* begin Records for the exercise *
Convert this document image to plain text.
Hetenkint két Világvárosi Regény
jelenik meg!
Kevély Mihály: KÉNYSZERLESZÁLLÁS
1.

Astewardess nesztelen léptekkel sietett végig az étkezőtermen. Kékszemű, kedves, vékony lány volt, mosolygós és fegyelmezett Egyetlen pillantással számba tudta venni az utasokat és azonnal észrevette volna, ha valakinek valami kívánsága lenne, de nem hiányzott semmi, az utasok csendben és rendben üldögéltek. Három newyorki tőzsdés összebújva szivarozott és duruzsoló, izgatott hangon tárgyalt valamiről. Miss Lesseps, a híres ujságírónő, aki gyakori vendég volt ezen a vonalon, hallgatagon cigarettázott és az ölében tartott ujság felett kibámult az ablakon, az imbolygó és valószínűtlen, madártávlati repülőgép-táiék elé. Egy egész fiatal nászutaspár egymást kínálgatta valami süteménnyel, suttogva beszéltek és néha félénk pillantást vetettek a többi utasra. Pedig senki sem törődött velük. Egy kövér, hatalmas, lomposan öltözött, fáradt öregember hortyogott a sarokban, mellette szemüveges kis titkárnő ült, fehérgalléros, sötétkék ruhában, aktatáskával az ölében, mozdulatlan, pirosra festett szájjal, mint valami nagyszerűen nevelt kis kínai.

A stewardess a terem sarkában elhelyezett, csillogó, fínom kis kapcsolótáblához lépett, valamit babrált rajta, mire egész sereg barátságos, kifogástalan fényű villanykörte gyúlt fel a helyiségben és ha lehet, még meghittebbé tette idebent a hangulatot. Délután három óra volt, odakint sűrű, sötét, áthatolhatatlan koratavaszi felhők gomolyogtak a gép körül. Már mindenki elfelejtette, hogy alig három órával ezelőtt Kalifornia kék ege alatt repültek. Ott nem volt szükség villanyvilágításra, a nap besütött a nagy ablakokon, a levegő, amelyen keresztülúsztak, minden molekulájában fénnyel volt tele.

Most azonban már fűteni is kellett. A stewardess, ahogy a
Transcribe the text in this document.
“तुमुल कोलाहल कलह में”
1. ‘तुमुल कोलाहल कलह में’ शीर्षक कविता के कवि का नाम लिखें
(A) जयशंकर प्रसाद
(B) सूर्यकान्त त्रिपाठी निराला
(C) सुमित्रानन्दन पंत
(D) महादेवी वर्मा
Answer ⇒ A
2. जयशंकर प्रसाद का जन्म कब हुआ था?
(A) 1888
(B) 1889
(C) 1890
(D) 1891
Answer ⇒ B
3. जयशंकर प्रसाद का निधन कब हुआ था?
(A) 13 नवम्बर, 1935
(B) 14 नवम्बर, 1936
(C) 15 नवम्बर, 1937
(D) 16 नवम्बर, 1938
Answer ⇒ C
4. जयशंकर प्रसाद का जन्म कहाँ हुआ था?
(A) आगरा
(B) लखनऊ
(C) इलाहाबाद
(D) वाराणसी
* end Records for the exercise *
_What is being asked_
Pull every line containing the word "text" out of the material and copy it.

_Solution to this problem_
Convert this document image to plain text.
Transcribe the text in this document.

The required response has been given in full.